(Data entries)

================================

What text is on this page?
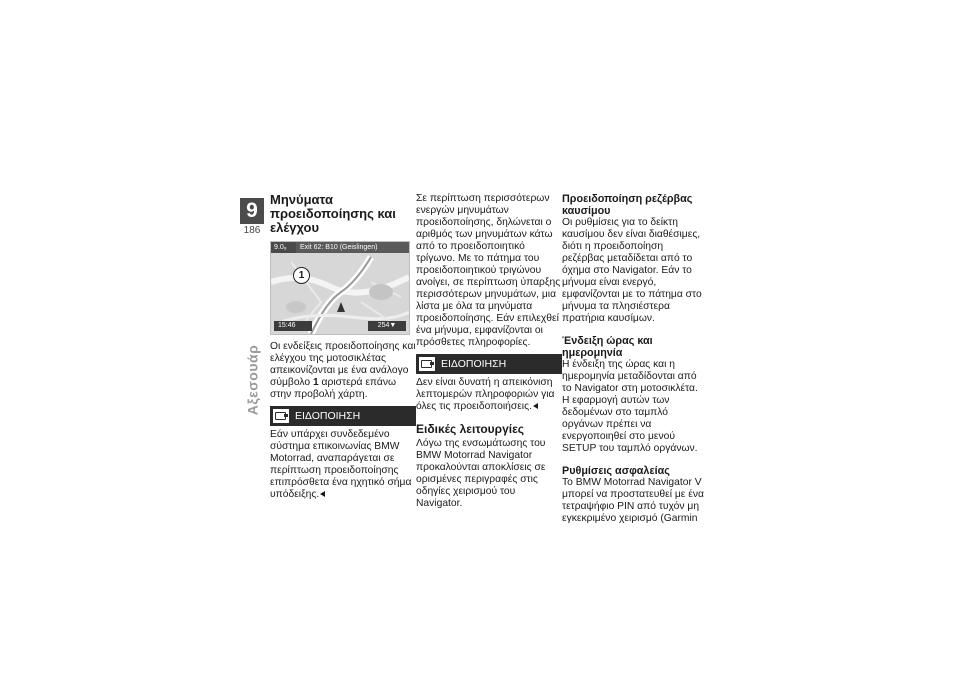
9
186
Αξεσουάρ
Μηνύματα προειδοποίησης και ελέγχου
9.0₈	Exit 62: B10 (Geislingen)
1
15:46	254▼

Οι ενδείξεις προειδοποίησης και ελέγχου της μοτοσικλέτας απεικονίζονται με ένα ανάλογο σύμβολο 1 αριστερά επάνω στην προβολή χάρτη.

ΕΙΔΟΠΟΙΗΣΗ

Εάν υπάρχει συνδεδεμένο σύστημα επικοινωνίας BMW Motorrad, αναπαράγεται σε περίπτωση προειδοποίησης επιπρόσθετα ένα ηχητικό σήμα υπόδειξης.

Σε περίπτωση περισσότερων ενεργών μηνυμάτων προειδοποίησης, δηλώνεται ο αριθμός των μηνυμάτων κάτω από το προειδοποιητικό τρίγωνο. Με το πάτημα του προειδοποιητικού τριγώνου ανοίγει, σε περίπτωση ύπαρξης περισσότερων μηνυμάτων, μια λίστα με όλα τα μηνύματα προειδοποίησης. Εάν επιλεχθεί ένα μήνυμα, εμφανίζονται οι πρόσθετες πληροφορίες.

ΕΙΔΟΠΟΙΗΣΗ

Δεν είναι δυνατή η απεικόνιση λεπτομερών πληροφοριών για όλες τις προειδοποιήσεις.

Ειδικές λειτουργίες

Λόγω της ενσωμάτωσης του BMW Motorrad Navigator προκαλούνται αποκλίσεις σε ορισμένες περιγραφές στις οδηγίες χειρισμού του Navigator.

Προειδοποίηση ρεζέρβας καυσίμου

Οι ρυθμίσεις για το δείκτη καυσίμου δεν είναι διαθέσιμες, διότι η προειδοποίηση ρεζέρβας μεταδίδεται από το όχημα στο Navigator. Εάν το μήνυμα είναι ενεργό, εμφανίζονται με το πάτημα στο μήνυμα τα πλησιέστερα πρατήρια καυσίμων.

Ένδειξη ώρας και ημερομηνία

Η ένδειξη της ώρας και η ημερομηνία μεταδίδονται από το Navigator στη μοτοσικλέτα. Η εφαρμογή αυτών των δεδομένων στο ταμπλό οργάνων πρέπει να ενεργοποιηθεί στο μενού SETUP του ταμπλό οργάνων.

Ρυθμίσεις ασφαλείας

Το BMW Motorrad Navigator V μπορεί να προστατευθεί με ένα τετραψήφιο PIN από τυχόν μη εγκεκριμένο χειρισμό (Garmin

================================

Aim - Leaving aside the images, write out the entries above word for word.

Answer to the task -
What text is on this page?
9
186
Αξεσουάρ
Μηνύματα προειδοποίησης και ελέγχου
9.0₈	Exit 62: B10 (Geislingen)
1
15:46	254▼

Οι ενδείξεις προειδοποίησης και ελέγχου της μοτοσικλέτας απεικονίζονται με ένα ανάλογο σύμβολο 1 αριστερά επάνω στην προβολή χάρτη.

ΕΙΔΟΠΟΙΗΣΗ

Εάν υπάρχει συνδεδεμένο σύστημα επικοινωνίας BMW Motorrad, αναπαράγεται σε περίπτωση προειδοποίησης επιπρόσθετα ένα ηχητικό σήμα υπόδειξης.

Σε περίπτωση περισσότερων ενεργών μηνυμάτων προειδοποίησης, δηλώνεται ο αριθμός των μηνυμάτων κάτω από το προειδοποιητικό τρίγωνο. Με το πάτημα του προειδοποιητικού τριγώνου ανοίγει, σε περίπτωση ύπαρξης περισσότερων μηνυμάτων, μια λίστα με όλα τα μηνύματα προειδοποίησης. Εάν επιλεχθεί ένα μήνυμα, εμφανίζονται οι πρόσθετες πληροφορίες.

ΕΙΔΟΠΟΙΗΣΗ

Δεν είναι δυνατή η απεικόνιση λεπτομερών πληροφοριών για όλες τις προειδοποιήσεις.

Ειδικές λειτουργίες

Λόγω της ενσωμάτωσης του BMW Motorrad Navigator προκαλούνται αποκλίσεις σε ορισμένες περιγραφές στις οδηγίες χειρισμού του Navigator.

Προειδοποίηση ρεζέρβας καυσίμου

Οι ρυθμίσεις για το δείκτη καυσίμου δεν είναι διαθέσιμες, διότι η προειδοποίηση ρεζέρβας μεταδίδεται από το όχημα στο Navigator. Εάν το μήνυμα είναι ενεργό, εμφανίζονται με το πάτημα στο μήνυμα τα πλησιέστερα πρατήρια καυσίμων.

Ένδειξη ώρας και ημερομηνία

Η ένδειξη της ώρας και η ημερομηνία μεταδίδονται από το Navigator στη μοτοσικλέτα. Η εφαρμογή αυτών των δεδομένων στο ταμπλό οργάνων πρέπει να ενεργοποιηθεί στο μενού SETUP του ταμπλό οργάνων.

Ρυθμίσεις ασφαλείας

Το BMW Motorrad Navigator V μπορεί να προστατευθεί με ένα τετραψήφιο PIN από τυχόν μη εγκεκριμένο χειρισμό (Garmin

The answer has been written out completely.